▶ _What the task asks_: Take every line from the listing below that contains "text".

▶ _Excerpted records_:

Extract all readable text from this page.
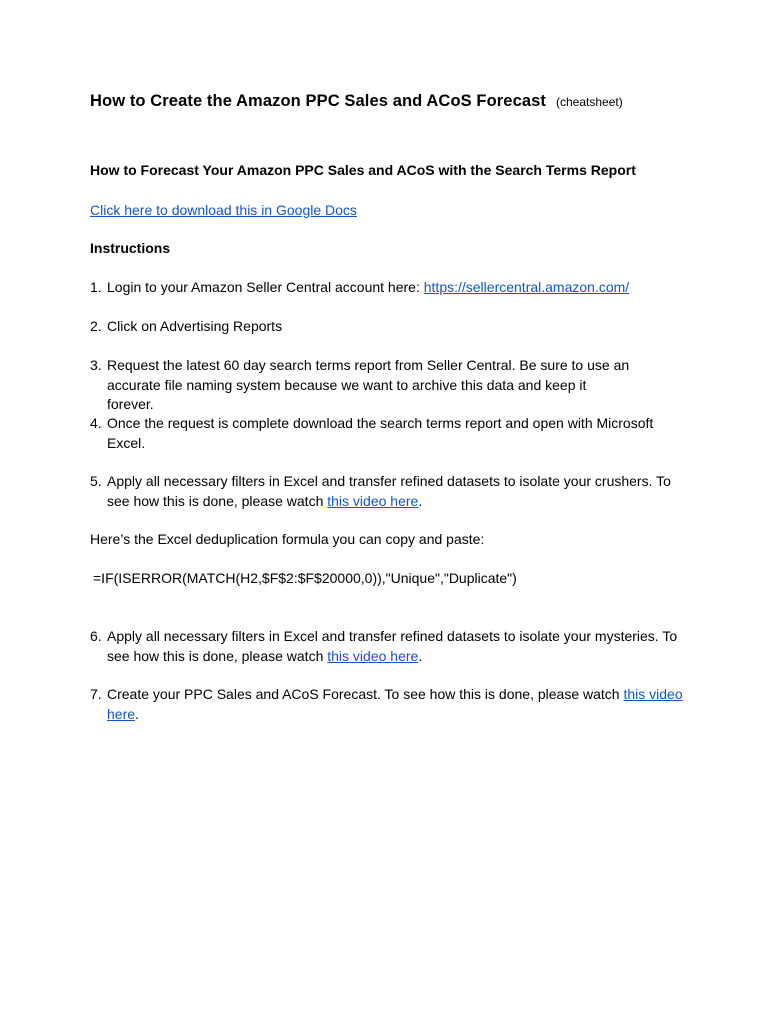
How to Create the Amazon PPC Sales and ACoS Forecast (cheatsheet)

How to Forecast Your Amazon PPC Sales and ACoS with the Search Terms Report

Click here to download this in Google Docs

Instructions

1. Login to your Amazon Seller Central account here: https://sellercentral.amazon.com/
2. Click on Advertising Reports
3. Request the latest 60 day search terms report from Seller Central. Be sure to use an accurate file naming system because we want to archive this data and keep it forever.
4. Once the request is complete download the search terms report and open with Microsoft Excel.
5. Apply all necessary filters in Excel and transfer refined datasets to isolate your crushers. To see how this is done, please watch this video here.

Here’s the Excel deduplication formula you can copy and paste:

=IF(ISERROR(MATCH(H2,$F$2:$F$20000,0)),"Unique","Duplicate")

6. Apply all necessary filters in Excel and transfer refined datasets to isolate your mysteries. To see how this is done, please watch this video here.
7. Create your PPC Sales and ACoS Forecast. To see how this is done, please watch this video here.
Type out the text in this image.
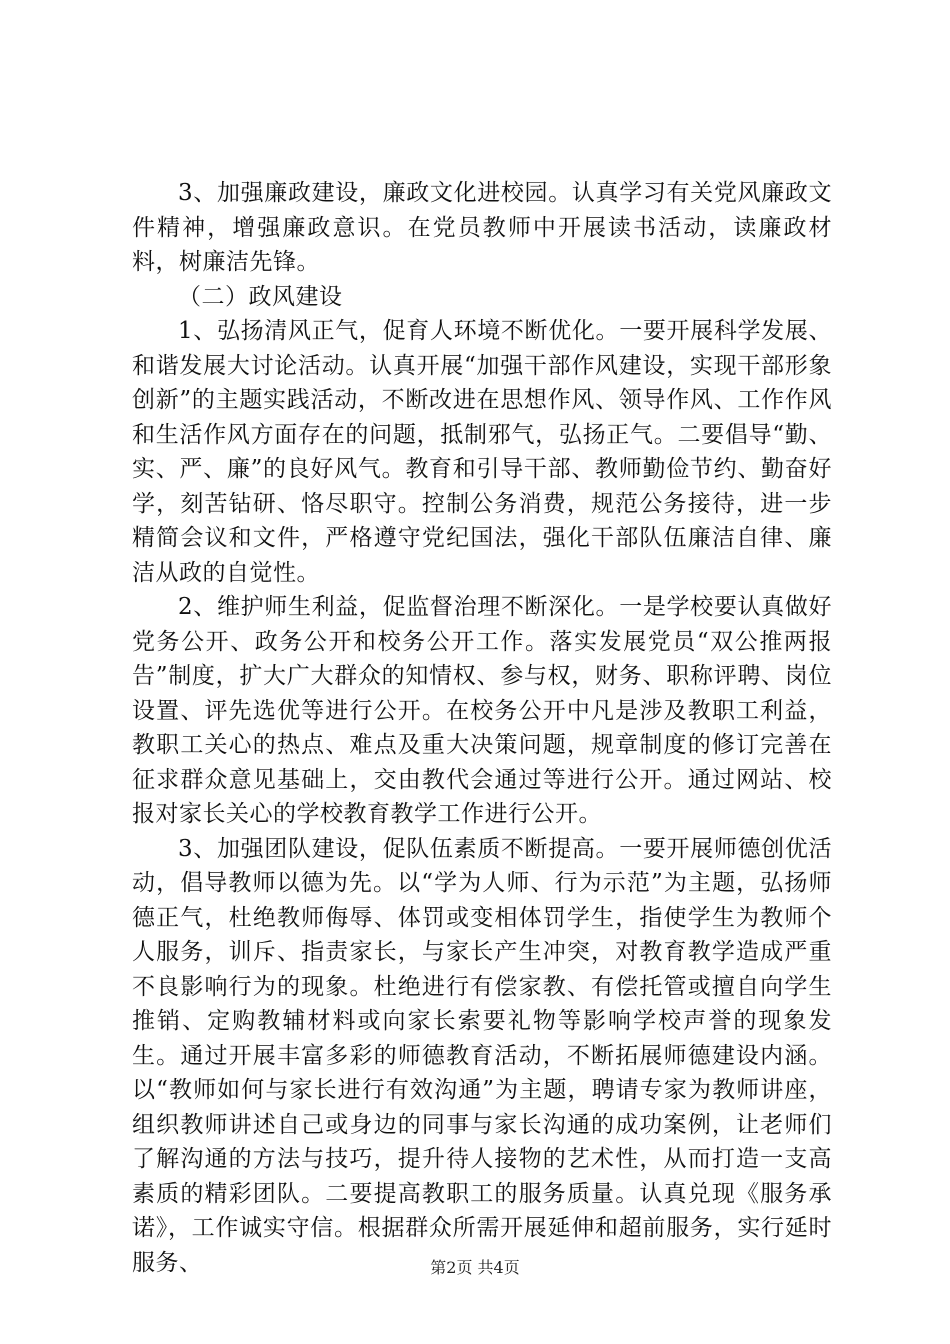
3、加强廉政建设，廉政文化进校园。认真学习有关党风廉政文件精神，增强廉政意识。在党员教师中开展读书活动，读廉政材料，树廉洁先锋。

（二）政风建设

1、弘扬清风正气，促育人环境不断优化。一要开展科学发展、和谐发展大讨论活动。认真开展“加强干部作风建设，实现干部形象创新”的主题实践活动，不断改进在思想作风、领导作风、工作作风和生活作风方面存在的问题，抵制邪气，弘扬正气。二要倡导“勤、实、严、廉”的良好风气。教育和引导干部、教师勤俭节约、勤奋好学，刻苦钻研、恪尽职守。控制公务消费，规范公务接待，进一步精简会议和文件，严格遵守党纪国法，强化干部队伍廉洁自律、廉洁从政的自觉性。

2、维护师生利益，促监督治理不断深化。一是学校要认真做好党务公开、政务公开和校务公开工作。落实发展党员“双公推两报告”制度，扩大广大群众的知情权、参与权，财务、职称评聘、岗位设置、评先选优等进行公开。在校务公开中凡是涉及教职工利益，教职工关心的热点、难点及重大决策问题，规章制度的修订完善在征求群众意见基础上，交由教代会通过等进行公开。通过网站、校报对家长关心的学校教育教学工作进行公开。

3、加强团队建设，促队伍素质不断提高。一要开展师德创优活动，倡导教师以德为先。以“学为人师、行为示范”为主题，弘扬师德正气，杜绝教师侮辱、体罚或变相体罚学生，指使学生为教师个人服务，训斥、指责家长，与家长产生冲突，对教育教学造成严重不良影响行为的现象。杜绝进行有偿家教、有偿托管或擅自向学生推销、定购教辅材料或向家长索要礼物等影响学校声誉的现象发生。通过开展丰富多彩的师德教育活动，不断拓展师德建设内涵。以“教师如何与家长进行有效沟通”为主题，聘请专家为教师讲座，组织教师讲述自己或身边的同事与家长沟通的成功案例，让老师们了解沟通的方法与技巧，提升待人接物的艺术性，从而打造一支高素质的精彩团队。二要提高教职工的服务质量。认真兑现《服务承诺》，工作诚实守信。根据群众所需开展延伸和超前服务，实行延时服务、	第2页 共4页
* * *
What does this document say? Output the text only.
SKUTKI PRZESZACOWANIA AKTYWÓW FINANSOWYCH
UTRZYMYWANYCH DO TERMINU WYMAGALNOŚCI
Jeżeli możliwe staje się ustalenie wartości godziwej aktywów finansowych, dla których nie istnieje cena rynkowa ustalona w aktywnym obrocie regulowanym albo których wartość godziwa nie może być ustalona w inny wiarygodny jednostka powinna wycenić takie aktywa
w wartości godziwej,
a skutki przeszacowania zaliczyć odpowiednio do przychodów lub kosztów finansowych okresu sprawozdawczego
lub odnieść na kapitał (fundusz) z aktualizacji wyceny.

▶ _Complete answer_:
Extract all readable text from this page.
Type out the text in this image.
What does this document say? Output the text only.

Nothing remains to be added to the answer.